Output the records exactly as they appear, with no pictures included.

--- Supplied entries ---

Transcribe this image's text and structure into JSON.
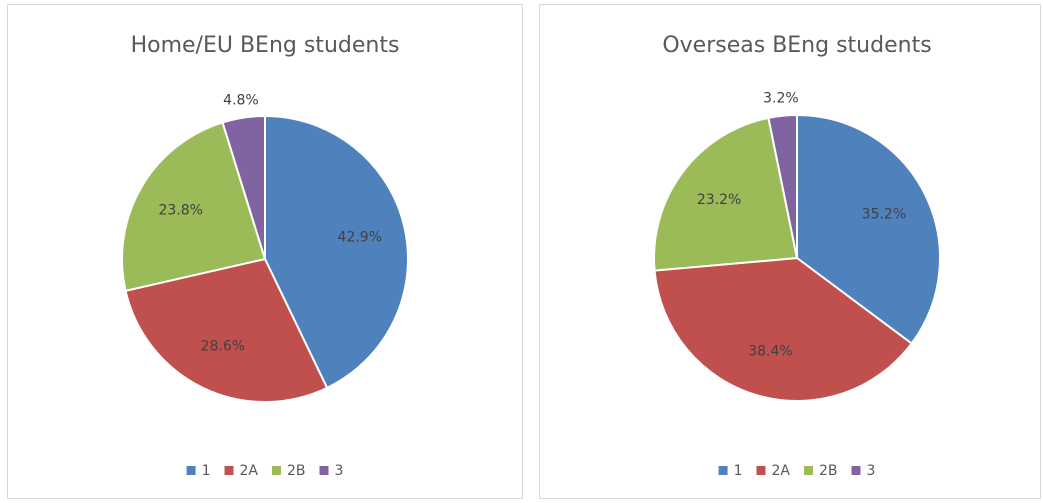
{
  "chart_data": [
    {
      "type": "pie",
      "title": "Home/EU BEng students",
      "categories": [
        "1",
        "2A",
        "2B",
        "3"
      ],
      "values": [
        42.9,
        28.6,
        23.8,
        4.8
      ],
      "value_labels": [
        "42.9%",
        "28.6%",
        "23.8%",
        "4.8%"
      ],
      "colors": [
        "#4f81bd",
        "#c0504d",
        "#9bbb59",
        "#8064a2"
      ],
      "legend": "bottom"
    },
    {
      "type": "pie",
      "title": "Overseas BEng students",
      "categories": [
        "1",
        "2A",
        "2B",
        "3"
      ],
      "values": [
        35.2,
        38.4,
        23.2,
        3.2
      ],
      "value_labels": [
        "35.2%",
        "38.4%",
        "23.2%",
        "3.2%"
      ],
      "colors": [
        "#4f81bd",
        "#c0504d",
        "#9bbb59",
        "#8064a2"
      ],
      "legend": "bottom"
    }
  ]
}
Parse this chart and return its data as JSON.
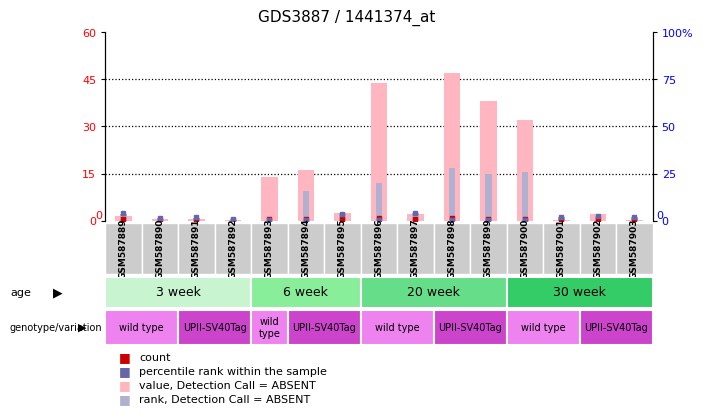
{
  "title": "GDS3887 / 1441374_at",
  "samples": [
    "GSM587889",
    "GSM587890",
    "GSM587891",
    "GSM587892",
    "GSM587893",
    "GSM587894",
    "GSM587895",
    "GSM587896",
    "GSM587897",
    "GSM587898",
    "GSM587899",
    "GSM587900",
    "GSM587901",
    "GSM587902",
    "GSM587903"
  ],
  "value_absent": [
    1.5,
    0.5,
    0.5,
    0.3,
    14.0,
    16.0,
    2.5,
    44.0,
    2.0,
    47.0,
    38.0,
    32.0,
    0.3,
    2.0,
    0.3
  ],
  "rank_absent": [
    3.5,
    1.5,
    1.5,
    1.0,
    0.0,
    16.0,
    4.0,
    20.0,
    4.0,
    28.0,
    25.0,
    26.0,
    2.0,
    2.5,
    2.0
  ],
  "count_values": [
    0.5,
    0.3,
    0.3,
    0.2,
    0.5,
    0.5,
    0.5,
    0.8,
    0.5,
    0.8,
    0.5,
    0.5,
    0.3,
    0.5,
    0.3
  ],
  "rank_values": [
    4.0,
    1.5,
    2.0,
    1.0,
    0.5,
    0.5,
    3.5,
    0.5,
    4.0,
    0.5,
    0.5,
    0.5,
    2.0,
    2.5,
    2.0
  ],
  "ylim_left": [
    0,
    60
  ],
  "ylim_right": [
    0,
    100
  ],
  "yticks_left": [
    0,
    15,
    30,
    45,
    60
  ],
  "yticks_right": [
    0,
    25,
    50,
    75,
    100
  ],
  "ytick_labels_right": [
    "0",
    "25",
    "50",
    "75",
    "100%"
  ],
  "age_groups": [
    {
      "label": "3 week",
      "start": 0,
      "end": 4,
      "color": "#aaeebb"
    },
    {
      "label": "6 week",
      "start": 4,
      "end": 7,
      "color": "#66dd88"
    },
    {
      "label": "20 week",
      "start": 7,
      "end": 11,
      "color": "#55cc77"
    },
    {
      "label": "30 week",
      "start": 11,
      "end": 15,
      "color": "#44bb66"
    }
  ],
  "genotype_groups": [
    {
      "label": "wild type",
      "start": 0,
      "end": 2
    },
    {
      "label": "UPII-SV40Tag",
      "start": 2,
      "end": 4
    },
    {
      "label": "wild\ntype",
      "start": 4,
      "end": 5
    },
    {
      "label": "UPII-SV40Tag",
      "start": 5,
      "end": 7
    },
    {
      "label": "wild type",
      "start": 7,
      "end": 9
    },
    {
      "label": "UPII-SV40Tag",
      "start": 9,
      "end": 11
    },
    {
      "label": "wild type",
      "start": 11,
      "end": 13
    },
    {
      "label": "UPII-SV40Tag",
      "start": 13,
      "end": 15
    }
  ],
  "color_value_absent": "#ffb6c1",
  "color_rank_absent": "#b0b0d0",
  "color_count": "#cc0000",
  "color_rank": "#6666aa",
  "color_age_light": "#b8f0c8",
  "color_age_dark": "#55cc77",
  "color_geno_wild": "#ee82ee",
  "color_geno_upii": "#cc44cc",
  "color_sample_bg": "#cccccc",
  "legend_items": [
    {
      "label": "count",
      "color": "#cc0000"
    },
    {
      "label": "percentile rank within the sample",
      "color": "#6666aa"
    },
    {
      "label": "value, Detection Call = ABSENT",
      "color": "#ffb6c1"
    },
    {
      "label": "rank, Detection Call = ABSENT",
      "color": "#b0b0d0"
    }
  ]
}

---

● Solution to the problem:
Transcribe this image's text and structure into JSON.
{
  "chart_data": [
    {
      "type": "pie",
      "title": "Home/EU BEng students",
      "categories": [
        "1",
        "2A",
        "2B",
        "3"
      ],
      "values": [
        42.9,
        28.6,
        23.8,
        4.8
      ],
      "value_labels": [
        "42.9%",
        "28.6%",
        "23.8%",
        "4.8%"
      ],
      "colors": [
        "#4f81bd",
        "#c0504d",
        "#9bbb59",
        "#8064a2"
      ],
      "legend": "bottom"
    },
    {
      "type": "pie",
      "title": "Overseas BEng students",
      "categories": [
        "1",
        "2A",
        "2B",
        "3"
      ],
      "values": [
        35.2,
        38.4,
        23.2,
        3.2
      ],
      "value_labels": [
        "35.2%",
        "38.4%",
        "23.2%",
        "3.2%"
      ],
      "colors": [
        "#4f81bd",
        "#c0504d",
        "#9bbb59",
        "#8064a2"
      ],
      "legend": "bottom"
    }
  ]
}
Parse this chart and return its data as JSON.
{
  "title": "GDS3887 / 1441374_at",
  "samples": [
    "GSM587889",
    "GSM587890",
    "GSM587891",
    "GSM587892",
    "GSM587893",
    "GSM587894",
    "GSM587895",
    "GSM587896",
    "GSM587897",
    "GSM587898",
    "GSM587899",
    "GSM587900",
    "GSM587901",
    "GSM587902",
    "GSM587903"
  ],
  "value_absent": [
    1.5,
    0.5,
    0.5,
    0.3,
    14.0,
    16.0,
    2.5,
    44.0,
    2.0,
    47.0,
    38.0,
    32.0,
    0.3,
    2.0,
    0.3
  ],
  "rank_absent": [
    3.5,
    1.5,
    1.5,
    1.0,
    0.0,
    16.0,
    4.0,
    20.0,
    4.0,
    28.0,
    25.0,
    26.0,
    2.0,
    2.5,
    2.0
  ],
  "count_values": [
    0.5,
    0.3,
    0.3,
    0.2,
    0.5,
    0.5,
    0.5,
    0.8,
    0.5,
    0.8,
    0.5,
    0.5,
    0.3,
    0.5,
    0.3
  ],
  "rank_values": [
    4.0,
    1.5,
    2.0,
    1.0,
    0.5,
    0.5,
    3.5,
    0.5,
    4.0,
    0.5,
    0.5,
    0.5,
    2.0,
    2.5,
    2.0
  ],
  "ylim_left": [
    0,
    60
  ],
  "ylim_right": [
    0,
    100
  ],
  "yticks_left": [
    0,
    15,
    30,
    45,
    60
  ],
  "yticks_right": [
    0,
    25,
    50,
    75,
    100
  ],
  "ytick_labels_right": [
    "0",
    "25",
    "50",
    "75",
    "100%"
  ],
  "age_groups": [
    {
      "label": "3 week",
      "start": 0,
      "end": 4,
      "color": "#aaeebb"
    },
    {
      "label": "6 week",
      "start": 4,
      "end": 7,
      "color": "#66dd88"
    },
    {
      "label": "20 week",
      "start": 7,
      "end": 11,
      "color": "#55cc77"
    },
    {
      "label": "30 week",
      "start": 11,
      "end": 15,
      "color": "#44bb66"
    }
  ],
  "genotype_groups": [
    {
      "label": "wild type",
      "start": 0,
      "end": 2
    },
    {
      "label": "UPII-SV40Tag",
      "start": 2,
      "end": 4
    },
    {
      "label": "wild\ntype",
      "start": 4,
      "end": 5
    },
    {
      "label": "UPII-SV40Tag",
      "start": 5,
      "end": 7
    },
    {
      "label": "wild type",
      "start": 7,
      "end": 9
    },
    {
      "label": "UPII-SV40Tag",
      "start": 9,
      "end": 11
    },
    {
      "label": "wild type",
      "start": 11,
      "end": 13
    },
    {
      "label": "UPII-SV40Tag",
      "start": 13,
      "end": 15
    }
  ],
  "color_value_absent": "#ffb6c1",
  "color_rank_absent": "#b0b0d0",
  "color_count": "#cc0000",
  "color_rank": "#6666aa",
  "color_age_light": "#b8f0c8",
  "color_age_dark": "#55cc77",
  "color_geno_wild": "#ee82ee",
  "color_geno_upii": "#cc44cc",
  "color_sample_bg": "#cccccc",
  "legend_items": [
    {
      "label": "count",
      "color": "#cc0000"
    },
    {
      "label": "percentile rank within the sample",
      "color": "#6666aa"
    },
    {
      "label": "value, Detection Call = ABSENT",
      "color": "#ffb6c1"
    },
    {
      "label": "rank, Detection Call = ABSENT",
      "color": "#b0b0d0"
    }
  ]
}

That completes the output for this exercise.